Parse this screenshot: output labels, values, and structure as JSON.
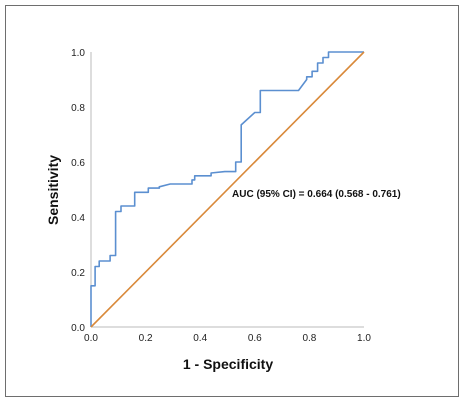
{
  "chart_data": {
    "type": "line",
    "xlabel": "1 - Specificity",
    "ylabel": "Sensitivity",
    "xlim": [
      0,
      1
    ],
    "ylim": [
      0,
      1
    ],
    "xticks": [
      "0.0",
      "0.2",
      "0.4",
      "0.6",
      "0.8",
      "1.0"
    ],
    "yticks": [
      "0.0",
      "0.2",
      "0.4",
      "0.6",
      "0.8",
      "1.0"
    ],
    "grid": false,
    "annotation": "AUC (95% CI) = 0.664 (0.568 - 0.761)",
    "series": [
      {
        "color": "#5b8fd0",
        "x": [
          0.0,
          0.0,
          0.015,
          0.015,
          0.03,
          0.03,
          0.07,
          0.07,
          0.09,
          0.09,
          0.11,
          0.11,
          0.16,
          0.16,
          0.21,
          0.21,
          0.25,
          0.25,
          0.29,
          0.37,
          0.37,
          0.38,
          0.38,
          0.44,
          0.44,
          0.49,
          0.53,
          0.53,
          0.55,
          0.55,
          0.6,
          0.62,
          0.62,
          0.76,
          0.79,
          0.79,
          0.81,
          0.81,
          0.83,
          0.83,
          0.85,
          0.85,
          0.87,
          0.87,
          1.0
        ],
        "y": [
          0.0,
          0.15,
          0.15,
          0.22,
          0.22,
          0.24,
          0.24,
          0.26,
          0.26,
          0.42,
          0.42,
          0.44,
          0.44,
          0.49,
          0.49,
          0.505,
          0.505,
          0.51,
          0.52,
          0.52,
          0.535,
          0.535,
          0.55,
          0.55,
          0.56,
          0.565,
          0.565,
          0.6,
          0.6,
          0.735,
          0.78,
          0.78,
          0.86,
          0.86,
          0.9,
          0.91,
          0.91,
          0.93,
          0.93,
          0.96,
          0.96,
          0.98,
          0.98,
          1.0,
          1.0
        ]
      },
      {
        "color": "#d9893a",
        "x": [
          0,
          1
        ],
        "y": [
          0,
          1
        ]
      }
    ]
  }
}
-.-.-
Given request | Every record is to be reproduced exactly, with no pictures included.

Task output |
Parse this screenshot: output labels, values, and structure as JSON.
{
  "chart_data": {
    "type": "line",
    "xlabel": "1 - Specificity",
    "ylabel": "Sensitivity",
    "xlim": [
      0,
      1
    ],
    "ylim": [
      0,
      1
    ],
    "xticks": [
      "0.0",
      "0.2",
      "0.4",
      "0.6",
      "0.8",
      "1.0"
    ],
    "yticks": [
      "0.0",
      "0.2",
      "0.4",
      "0.6",
      "0.8",
      "1.0"
    ],
    "grid": false,
    "annotation": "AUC (95% CI) = 0.664 (0.568 - 0.761)",
    "series": [
      {
        "color": "#5b8fd0",
        "x": [
          0.0,
          0.0,
          0.015,
          0.015,
          0.03,
          0.03,
          0.07,
          0.07,
          0.09,
          0.09,
          0.11,
          0.11,
          0.16,
          0.16,
          0.21,
          0.21,
          0.25,
          0.25,
          0.29,
          0.37,
          0.37,
          0.38,
          0.38,
          0.44,
          0.44,
          0.49,
          0.53,
          0.53,
          0.55,
          0.55,
          0.6,
          0.62,
          0.62,
          0.76,
          0.79,
          0.79,
          0.81,
          0.81,
          0.83,
          0.83,
          0.85,
          0.85,
          0.87,
          0.87,
          1.0
        ],
        "y": [
          0.0,
          0.15,
          0.15,
          0.22,
          0.22,
          0.24,
          0.24,
          0.26,
          0.26,
          0.42,
          0.42,
          0.44,
          0.44,
          0.49,
          0.49,
          0.505,
          0.505,
          0.51,
          0.52,
          0.52,
          0.535,
          0.535,
          0.55,
          0.55,
          0.56,
          0.565,
          0.565,
          0.6,
          0.6,
          0.735,
          0.78,
          0.78,
          0.86,
          0.86,
          0.9,
          0.91,
          0.91,
          0.93,
          0.93,
          0.96,
          0.96,
          0.98,
          0.98,
          1.0,
          1.0
        ]
      },
      {
        "color": "#d9893a",
        "x": [
          0,
          1
        ],
        "y": [
          0,
          1
        ]
      }
    ]
  }
}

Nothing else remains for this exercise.